Exercise details
Copy all lines that contain the word "GBPAUD".

(Entries taken from a collection)
"""
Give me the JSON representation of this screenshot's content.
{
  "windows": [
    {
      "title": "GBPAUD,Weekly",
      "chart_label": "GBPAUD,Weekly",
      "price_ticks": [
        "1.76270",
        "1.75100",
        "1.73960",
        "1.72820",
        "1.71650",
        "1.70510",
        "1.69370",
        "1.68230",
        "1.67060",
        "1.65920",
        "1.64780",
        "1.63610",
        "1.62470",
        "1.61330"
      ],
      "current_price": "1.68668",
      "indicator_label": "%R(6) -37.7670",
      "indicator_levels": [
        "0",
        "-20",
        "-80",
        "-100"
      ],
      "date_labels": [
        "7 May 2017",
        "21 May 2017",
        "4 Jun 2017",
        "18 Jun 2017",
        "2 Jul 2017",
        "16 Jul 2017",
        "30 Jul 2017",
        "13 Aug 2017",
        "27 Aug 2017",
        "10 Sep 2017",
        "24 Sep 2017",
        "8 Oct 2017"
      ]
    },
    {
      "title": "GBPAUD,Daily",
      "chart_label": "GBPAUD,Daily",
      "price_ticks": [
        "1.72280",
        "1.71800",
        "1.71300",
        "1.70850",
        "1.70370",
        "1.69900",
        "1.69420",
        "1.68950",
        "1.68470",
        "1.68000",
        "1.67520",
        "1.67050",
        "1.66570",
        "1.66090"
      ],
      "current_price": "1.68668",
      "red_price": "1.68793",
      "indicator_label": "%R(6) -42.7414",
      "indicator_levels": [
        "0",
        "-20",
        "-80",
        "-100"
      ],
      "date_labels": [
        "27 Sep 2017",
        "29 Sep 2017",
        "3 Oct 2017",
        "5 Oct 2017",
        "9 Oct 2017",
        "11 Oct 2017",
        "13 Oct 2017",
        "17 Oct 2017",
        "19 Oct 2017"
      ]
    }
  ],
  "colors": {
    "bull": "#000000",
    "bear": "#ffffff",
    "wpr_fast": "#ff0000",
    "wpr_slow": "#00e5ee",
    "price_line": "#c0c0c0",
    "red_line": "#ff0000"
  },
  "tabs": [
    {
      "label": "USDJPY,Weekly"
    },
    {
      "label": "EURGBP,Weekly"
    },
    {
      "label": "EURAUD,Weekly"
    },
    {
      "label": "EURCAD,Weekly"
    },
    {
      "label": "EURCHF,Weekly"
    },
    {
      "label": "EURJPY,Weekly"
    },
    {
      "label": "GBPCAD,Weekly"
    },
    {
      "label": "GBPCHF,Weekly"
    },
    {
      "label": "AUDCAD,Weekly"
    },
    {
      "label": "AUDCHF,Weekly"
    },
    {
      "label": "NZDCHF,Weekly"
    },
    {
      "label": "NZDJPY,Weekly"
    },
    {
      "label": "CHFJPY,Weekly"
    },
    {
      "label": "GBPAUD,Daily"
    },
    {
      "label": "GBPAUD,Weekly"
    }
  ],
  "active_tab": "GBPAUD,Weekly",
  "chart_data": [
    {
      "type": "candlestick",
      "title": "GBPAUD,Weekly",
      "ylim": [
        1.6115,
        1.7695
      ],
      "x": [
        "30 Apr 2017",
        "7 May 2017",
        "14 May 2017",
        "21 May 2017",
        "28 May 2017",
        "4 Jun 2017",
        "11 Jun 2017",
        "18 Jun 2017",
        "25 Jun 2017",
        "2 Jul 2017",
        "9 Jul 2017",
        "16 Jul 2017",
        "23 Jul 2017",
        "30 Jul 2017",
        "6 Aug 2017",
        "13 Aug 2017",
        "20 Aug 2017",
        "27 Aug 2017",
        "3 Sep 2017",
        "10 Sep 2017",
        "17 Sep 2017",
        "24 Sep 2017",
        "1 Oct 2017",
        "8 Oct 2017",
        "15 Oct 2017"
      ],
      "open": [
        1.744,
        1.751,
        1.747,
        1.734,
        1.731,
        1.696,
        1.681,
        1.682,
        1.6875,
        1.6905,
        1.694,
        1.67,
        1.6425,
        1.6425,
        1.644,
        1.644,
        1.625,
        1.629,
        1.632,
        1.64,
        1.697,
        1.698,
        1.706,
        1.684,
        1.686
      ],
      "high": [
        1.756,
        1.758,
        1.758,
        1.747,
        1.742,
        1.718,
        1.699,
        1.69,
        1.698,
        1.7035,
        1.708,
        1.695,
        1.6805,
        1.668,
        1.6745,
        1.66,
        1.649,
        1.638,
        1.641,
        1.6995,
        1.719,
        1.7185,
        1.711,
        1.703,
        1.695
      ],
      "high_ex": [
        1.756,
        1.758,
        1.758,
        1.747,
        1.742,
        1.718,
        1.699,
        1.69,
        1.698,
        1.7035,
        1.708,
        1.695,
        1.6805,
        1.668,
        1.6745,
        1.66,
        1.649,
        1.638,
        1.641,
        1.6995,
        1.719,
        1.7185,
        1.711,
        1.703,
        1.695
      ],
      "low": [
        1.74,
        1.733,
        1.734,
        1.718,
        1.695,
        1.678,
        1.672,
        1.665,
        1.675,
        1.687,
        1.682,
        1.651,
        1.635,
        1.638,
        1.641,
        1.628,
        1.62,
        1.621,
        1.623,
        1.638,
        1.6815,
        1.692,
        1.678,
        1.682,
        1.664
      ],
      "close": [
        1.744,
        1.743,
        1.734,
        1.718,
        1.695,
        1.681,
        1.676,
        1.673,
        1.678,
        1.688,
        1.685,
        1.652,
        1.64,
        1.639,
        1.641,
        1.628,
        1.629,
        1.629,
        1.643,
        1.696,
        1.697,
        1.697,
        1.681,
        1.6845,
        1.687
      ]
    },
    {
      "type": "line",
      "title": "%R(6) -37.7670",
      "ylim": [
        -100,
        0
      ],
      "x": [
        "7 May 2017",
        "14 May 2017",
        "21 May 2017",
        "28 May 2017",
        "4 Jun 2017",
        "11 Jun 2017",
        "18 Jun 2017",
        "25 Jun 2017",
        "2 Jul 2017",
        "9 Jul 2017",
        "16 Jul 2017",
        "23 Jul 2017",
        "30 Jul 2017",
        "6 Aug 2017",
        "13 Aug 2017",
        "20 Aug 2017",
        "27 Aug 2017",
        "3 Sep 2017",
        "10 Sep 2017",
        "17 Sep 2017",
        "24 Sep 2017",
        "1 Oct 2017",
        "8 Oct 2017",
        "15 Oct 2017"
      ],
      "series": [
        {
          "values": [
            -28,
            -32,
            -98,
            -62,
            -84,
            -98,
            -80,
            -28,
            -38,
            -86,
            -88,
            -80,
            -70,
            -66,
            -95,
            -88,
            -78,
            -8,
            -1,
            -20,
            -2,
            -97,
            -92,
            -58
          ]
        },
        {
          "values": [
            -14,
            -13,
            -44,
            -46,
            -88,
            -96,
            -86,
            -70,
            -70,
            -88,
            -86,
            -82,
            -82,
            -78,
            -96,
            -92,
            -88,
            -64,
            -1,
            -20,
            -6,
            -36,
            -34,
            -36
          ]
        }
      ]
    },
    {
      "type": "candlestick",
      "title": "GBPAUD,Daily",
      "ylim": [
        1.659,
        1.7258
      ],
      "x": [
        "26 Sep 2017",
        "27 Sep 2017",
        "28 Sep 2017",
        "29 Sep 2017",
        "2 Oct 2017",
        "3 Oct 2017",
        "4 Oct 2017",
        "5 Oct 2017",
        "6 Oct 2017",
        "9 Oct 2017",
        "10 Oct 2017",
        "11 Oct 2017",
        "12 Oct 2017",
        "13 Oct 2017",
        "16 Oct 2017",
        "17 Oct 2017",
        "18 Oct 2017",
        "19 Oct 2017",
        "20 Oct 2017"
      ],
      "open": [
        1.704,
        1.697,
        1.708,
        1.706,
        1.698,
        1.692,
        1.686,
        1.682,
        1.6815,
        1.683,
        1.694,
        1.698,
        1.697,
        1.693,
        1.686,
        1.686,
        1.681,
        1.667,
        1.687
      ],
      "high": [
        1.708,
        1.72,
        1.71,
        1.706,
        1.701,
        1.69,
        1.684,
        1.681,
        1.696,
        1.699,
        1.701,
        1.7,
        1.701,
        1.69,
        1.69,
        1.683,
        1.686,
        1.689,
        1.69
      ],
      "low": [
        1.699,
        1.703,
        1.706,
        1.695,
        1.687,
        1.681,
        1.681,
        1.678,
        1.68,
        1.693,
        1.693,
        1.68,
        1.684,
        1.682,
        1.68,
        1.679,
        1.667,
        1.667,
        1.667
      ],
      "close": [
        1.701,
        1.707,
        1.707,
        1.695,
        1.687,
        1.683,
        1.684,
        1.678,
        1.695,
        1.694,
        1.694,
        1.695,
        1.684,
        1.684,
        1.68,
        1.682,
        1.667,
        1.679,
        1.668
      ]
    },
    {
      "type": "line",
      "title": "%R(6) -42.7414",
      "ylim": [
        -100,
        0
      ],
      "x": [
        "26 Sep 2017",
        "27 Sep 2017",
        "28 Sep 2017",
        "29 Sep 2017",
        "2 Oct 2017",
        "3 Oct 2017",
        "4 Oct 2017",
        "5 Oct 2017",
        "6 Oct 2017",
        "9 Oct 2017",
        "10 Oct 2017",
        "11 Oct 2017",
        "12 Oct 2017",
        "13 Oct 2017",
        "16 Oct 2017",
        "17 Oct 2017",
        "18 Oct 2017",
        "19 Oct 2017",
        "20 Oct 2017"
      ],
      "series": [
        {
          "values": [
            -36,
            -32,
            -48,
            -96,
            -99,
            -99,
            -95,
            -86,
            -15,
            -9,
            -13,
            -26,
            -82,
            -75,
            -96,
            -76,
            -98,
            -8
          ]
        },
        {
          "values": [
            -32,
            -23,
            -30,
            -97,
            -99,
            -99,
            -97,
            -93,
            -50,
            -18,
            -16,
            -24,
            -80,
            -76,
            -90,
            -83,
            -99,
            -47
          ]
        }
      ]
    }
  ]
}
"""
Result for this task
      "title": "GBPAUD,Weekly",
      "chart_label": "GBPAUD,Weekly",
      "title": "GBPAUD,Daily",
      "chart_label": "GBPAUD,Daily",
      "label": "GBPAUD,Daily"
      "label": "GBPAUD,Weekly"
  "active_tab": "GBPAUD,Weekly",
      "title": "GBPAUD,Weekly",
      "title": "GBPAUD,Daily",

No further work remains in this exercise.